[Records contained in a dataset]
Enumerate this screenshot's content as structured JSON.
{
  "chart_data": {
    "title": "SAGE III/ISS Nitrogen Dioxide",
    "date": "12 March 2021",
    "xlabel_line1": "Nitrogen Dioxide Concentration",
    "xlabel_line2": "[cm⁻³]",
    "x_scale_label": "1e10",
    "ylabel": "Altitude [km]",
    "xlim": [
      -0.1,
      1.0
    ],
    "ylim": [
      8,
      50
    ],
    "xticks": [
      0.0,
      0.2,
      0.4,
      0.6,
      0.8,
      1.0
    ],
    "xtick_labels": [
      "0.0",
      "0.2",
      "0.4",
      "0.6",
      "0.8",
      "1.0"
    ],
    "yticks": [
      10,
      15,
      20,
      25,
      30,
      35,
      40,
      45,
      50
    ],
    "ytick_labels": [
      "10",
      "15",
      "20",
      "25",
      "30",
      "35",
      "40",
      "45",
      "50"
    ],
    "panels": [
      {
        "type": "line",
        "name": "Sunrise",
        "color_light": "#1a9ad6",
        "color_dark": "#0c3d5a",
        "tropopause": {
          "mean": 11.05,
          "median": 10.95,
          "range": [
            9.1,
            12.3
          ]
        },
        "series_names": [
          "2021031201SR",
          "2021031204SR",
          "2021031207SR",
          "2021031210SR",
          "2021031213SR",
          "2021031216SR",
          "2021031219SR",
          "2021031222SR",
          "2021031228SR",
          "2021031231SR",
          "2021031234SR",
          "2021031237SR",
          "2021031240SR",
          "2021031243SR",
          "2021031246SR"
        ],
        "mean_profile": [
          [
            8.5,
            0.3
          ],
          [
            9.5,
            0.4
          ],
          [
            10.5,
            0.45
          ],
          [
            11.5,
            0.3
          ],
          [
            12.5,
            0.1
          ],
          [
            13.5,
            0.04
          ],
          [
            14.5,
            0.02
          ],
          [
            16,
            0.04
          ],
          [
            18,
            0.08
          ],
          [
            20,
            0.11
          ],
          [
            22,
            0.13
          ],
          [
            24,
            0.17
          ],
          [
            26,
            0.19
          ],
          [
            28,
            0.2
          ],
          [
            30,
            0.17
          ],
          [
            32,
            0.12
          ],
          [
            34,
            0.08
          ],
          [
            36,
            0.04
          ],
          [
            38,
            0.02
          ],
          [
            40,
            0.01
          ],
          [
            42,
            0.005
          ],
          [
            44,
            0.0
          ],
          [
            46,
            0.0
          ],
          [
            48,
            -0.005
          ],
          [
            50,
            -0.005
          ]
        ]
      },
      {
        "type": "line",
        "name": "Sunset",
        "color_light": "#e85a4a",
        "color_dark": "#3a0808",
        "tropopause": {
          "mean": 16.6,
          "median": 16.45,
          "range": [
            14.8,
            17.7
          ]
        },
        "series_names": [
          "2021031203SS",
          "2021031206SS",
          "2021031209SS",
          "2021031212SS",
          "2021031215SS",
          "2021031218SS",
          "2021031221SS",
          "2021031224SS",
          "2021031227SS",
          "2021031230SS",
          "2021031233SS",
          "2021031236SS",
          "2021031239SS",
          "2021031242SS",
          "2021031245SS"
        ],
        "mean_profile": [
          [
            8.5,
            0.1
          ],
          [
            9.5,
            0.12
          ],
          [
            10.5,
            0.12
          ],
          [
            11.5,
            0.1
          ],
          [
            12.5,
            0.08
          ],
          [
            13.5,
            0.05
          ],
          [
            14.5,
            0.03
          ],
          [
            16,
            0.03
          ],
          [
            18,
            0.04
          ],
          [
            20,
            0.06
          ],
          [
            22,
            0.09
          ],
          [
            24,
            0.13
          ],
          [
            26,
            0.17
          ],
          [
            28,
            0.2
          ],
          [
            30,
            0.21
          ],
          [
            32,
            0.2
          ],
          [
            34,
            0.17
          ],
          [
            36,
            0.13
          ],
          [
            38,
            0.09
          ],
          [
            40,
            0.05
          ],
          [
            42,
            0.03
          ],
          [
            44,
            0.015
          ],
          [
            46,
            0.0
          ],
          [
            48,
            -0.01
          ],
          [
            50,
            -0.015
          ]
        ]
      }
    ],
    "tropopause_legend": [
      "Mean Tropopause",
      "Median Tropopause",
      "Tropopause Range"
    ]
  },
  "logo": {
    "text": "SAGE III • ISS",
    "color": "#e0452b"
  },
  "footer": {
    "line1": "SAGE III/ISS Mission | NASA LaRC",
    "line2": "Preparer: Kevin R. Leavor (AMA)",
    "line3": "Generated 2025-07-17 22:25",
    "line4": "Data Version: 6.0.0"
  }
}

Task statement:
Return the lines above exactly, keeping every word.

Response to the task:
Enumerate this screenshot's content as structured JSON.
{
  "chart_data": {
    "title": "SAGE III/ISS Nitrogen Dioxide",
    "date": "12 March 2021",
    "xlabel_line1": "Nitrogen Dioxide Concentration",
    "xlabel_line2": "[cm⁻³]",
    "x_scale_label": "1e10",
    "ylabel": "Altitude [km]",
    "xlim": [
      -0.1,
      1.0
    ],
    "ylim": [
      8,
      50
    ],
    "xticks": [
      0.0,
      0.2,
      0.4,
      0.6,
      0.8,
      1.0
    ],
    "xtick_labels": [
      "0.0",
      "0.2",
      "0.4",
      "0.6",
      "0.8",
      "1.0"
    ],
    "yticks": [
      10,
      15,
      20,
      25,
      30,
      35,
      40,
      45,
      50
    ],
    "ytick_labels": [
      "10",
      "15",
      "20",
      "25",
      "30",
      "35",
      "40",
      "45",
      "50"
    ],
    "panels": [
      {
        "type": "line",
        "name": "Sunrise",
        "color_light": "#1a9ad6",
        "color_dark": "#0c3d5a",
        "tropopause": {
          "mean": 11.05,
          "median": 10.95,
          "range": [
            9.1,
            12.3
          ]
        },
        "series_names": [
          "2021031201SR",
          "2021031204SR",
          "2021031207SR",
          "2021031210SR",
          "2021031213SR",
          "2021031216SR",
          "2021031219SR",
          "2021031222SR",
          "2021031228SR",
          "2021031231SR",
          "2021031234SR",
          "2021031237SR",
          "2021031240SR",
          "2021031243SR",
          "2021031246SR"
        ],
        "mean_profile": [
          [
            8.5,
            0.3
          ],
          [
            9.5,
            0.4
          ],
          [
            10.5,
            0.45
          ],
          [
            11.5,
            0.3
          ],
          [
            12.5,
            0.1
          ],
          [
            13.5,
            0.04
          ],
          [
            14.5,
            0.02
          ],
          [
            16,
            0.04
          ],
          [
            18,
            0.08
          ],
          [
            20,
            0.11
          ],
          [
            22,
            0.13
          ],
          [
            24,
            0.17
          ],
          [
            26,
            0.19
          ],
          [
            28,
            0.2
          ],
          [
            30,
            0.17
          ],
          [
            32,
            0.12
          ],
          [
            34,
            0.08
          ],
          [
            36,
            0.04
          ],
          [
            38,
            0.02
          ],
          [
            40,
            0.01
          ],
          [
            42,
            0.005
          ],
          [
            44,
            0.0
          ],
          [
            46,
            0.0
          ],
          [
            48,
            -0.005
          ],
          [
            50,
            -0.005
          ]
        ]
      },
      {
        "type": "line",
        "name": "Sunset",
        "color_light": "#e85a4a",
        "color_dark": "#3a0808",
        "tropopause": {
          "mean": 16.6,
          "median": 16.45,
          "range": [
            14.8,
            17.7
          ]
        },
        "series_names": [
          "2021031203SS",
          "2021031206SS",
          "2021031209SS",
          "2021031212SS",
          "2021031215SS",
          "2021031218SS",
          "2021031221SS",
          "2021031224SS",
          "2021031227SS",
          "2021031230SS",
          "2021031233SS",
          "2021031236SS",
          "2021031239SS",
          "2021031242SS",
          "2021031245SS"
        ],
        "mean_profile": [
          [
            8.5,
            0.1
          ],
          [
            9.5,
            0.12
          ],
          [
            10.5,
            0.12
          ],
          [
            11.5,
            0.1
          ],
          [
            12.5,
            0.08
          ],
          [
            13.5,
            0.05
          ],
          [
            14.5,
            0.03
          ],
          [
            16,
            0.03
          ],
          [
            18,
            0.04
          ],
          [
            20,
            0.06
          ],
          [
            22,
            0.09
          ],
          [
            24,
            0.13
          ],
          [
            26,
            0.17
          ],
          [
            28,
            0.2
          ],
          [
            30,
            0.21
          ],
          [
            32,
            0.2
          ],
          [
            34,
            0.17
          ],
          [
            36,
            0.13
          ],
          [
            38,
            0.09
          ],
          [
            40,
            0.05
          ],
          [
            42,
            0.03
          ],
          [
            44,
            0.015
          ],
          [
            46,
            0.0
          ],
          [
            48,
            -0.01
          ],
          [
            50,
            -0.015
          ]
        ]
      }
    ],
    "tropopause_legend": [
      "Mean Tropopause",
      "Median Tropopause",
      "Tropopause Range"
    ]
  },
  "logo": {
    "text": "SAGE III • ISS",
    "color": "#e0452b"
  },
  "footer": {
    "line1": "SAGE III/ISS Mission | NASA LaRC",
    "line2": "Preparer: Kevin R. Leavor (AMA)",
    "line3": "Generated 2025-07-17 22:25",
    "line4": "Data Version: 6.0.0"
  }
}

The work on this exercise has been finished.